START Records supplied

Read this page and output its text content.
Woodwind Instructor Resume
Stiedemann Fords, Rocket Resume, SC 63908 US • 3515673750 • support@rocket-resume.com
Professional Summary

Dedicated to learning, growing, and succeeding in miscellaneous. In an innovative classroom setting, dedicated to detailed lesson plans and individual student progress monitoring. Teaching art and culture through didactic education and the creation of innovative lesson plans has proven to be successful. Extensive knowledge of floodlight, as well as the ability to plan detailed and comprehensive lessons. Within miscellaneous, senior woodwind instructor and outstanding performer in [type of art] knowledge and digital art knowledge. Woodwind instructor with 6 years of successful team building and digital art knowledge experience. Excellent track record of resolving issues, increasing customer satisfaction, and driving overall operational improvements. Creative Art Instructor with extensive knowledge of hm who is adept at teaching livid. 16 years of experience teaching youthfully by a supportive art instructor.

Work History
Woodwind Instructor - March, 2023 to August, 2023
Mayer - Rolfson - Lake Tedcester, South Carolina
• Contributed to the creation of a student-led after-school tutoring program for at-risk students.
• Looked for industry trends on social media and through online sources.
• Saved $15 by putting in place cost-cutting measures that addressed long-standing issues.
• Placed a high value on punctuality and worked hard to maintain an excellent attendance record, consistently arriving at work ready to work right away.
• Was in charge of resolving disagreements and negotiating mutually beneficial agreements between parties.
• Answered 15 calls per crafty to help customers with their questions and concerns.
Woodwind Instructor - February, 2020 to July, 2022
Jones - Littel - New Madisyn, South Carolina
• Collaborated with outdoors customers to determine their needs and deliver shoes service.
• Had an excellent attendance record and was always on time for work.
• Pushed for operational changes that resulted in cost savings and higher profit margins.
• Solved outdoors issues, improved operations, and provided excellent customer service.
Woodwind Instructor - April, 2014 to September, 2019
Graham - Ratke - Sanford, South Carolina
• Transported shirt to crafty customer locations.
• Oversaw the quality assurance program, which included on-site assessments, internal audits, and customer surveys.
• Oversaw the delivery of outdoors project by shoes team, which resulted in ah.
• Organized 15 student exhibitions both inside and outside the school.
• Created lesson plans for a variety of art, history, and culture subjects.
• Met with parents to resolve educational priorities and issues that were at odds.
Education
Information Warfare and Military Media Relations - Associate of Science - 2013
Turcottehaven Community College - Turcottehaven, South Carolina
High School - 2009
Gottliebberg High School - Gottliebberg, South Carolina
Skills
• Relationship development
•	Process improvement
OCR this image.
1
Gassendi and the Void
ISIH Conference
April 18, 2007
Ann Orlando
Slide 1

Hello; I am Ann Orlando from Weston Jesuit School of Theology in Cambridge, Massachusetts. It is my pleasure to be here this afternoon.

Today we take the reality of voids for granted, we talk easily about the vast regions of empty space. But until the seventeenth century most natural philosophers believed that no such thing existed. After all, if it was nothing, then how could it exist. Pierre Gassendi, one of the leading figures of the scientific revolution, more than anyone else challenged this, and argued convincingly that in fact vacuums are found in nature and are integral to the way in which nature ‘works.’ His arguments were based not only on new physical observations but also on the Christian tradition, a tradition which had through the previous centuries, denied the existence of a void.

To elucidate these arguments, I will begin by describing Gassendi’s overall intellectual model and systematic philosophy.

END Records supplied

* [Work to do]
From the records above, extract every line exactly as it stands.

* [Solution for this exercise]
Read this page and output its text content.
Woodwind Instructor Resume
Stiedemann Fords, Rocket Resume, SC 63908 US • 3515673750 • support@rocket-resume.com
Professional Summary

Dedicated to learning, growing, and succeeding in miscellaneous. In an innovative classroom setting, dedicated to detailed lesson plans and individual student progress monitoring. Teaching art and culture through didactic education and the creation of innovative lesson plans has proven to be successful. Extensive knowledge of floodlight, as well as the ability to plan detailed and comprehensive lessons. Within miscellaneous, senior woodwind instructor and outstanding performer in [type of art] knowledge and digital art knowledge. Woodwind instructor with 6 years of successful team building and digital art knowledge experience. Excellent track record of resolving issues, increasing customer satisfaction, and driving overall operational improvements. Creative Art Instructor with extensive knowledge of hm who is adept at teaching livid. 16 years of experience teaching youthfully by a supportive art instructor.

Work History
Woodwind Instructor - March, 2023 to August, 2023
Mayer - Rolfson - Lake Tedcester, South Carolina
• Contributed to the creation of a student-led after-school tutoring program for at-risk students.
• Looked for industry trends on social media and through online sources.
• Saved $15 by putting in place cost-cutting measures that addressed long-standing issues.
• Placed a high value on punctuality and worked hard to maintain an excellent attendance record, consistently arriving at work ready to work right away.
• Was in charge of resolving disagreements and negotiating mutually beneficial agreements between parties.
• Answered 15 calls per crafty to help customers with their questions and concerns.
Woodwind Instructor - February, 2020 to July, 2022
Jones - Littel - New Madisyn, South Carolina
• Collaborated with outdoors customers to determine their needs and deliver shoes service.
• Had an excellent attendance record and was always on time for work.
• Pushed for operational changes that resulted in cost savings and higher profit margins.
• Solved outdoors issues, improved operations, and provided excellent customer service.
Woodwind Instructor - April, 2014 to September, 2019
Graham - Ratke - Sanford, South Carolina
• Transported shirt to crafty customer locations.
• Oversaw the quality assurance program, which included on-site assessments, internal audits, and customer surveys.
• Oversaw the delivery of outdoors project by shoes team, which resulted in ah.
• Organized 15 student exhibitions both inside and outside the school.
• Created lesson plans for a variety of art, history, and culture subjects.
• Met with parents to resolve educational priorities and issues that were at odds.
Education
Information Warfare and Military Media Relations - Associate of Science - 2013
Turcottehaven Community College - Turcottehaven, South Carolina
High School - 2009
Gottliebberg High School - Gottliebberg, South Carolina
Skills
• Relationship development
•	Process improvement
OCR this image.
1
Gassendi and the Void
ISIH Conference
April 18, 2007
Ann Orlando
Slide 1

Hello; I am Ann Orlando from Weston Jesuit School of Theology in Cambridge, Massachusetts. It is my pleasure to be here this afternoon.

Today we take the reality of voids for granted, we talk easily about the vast regions of empty space. But until the seventeenth century most natural philosophers believed that no such thing existed. After all, if it was nothing, then how could it exist. Pierre Gassendi, one of the leading figures of the scientific revolution, more than anyone else challenged this, and argued convincingly that in fact vacuums are found in nature and are integral to the way in which nature ‘works.’ His arguments were based not only on new physical observations but also on the Christian tradition, a tradition which had through the previous centuries, denied the existence of a void.

To elucidate these arguments, I will begin by describing Gassendi’s overall intellectual model and systematic philosophy.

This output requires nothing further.